## Stated task
Keep the wording of each record exactly the same when you repeat it, and leave out pictures.

-- Start --

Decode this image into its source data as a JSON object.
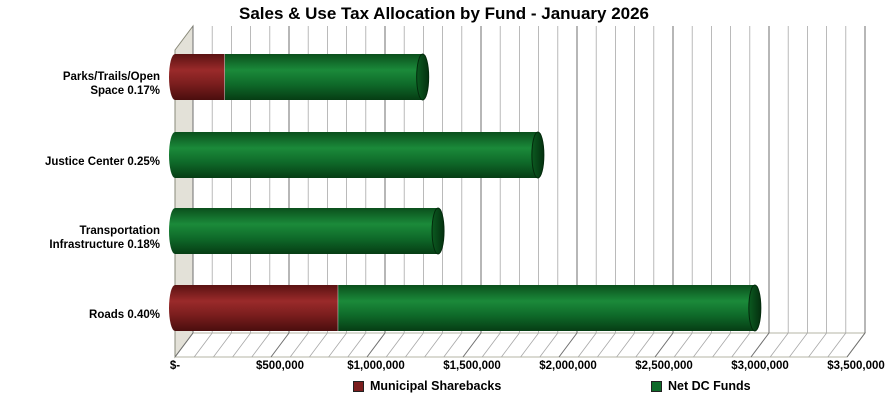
{
  "chart_data": {
    "type": "bar",
    "orientation": "horizontal",
    "stacked": true,
    "title": "Sales & Use Tax Allocation by Fund - January 2026",
    "categories": [
      "Parks/Trails/Open\nSpace 0.17%",
      "Justice Center 0.25%",
      "Transportation\nInfrastructure 0.18%",
      "Roads 0.40%"
    ],
    "series": [
      {
        "name": "Municipal Sharebacks",
        "color": "#7b1e1e",
        "values": [
          260000,
          0,
          0,
          850000
        ]
      },
      {
        "name": "Net DC Funds",
        "color": "#0f6b2a",
        "values": [
          1030000,
          1890000,
          1370000,
          2170000
        ]
      }
    ],
    "xlim": [
      0,
      3500000
    ],
    "tick_values": [
      0,
      500000,
      1000000,
      1500000,
      2000000,
      2500000,
      3000000,
      3500000
    ],
    "tick_labels": [
      "$-",
      "$500,000",
      "$1,000,000",
      "$1,500,000",
      "$2,000,000",
      "$2,500,000",
      "$3,000,000",
      "$3,500,000"
    ],
    "grid": true,
    "legend_position": "bottom"
  }
}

-- End --

## Answer for the task
Decode this image into its source data as a JSON object.
{
  "chart_data": {
    "type": "bar",
    "orientation": "horizontal",
    "stacked": true,
    "title": "Sales & Use Tax Allocation by Fund - January 2026",
    "categories": [
      "Parks/Trails/Open\nSpace 0.17%",
      "Justice Center 0.25%",
      "Transportation\nInfrastructure 0.18%",
      "Roads 0.40%"
    ],
    "series": [
      {
        "name": "Municipal Sharebacks",
        "color": "#7b1e1e",
        "values": [
          260000,
          0,
          0,
          850000
        ]
      },
      {
        "name": "Net DC Funds",
        "color": "#0f6b2a",
        "values": [
          1030000,
          1890000,
          1370000,
          2170000
        ]
      }
    ],
    "xlim": [
      0,
      3500000
    ],
    "tick_values": [
      0,
      500000,
      1000000,
      1500000,
      2000000,
      2500000,
      3000000,
      3500000
    ],
    "tick_labels": [
      "$-",
      "$500,000",
      "$1,000,000",
      "$1,500,000",
      "$2,000,000",
      "$2,500,000",
      "$3,000,000",
      "$3,500,000"
    ],
    "grid": true,
    "legend_position": "bottom"
  }
}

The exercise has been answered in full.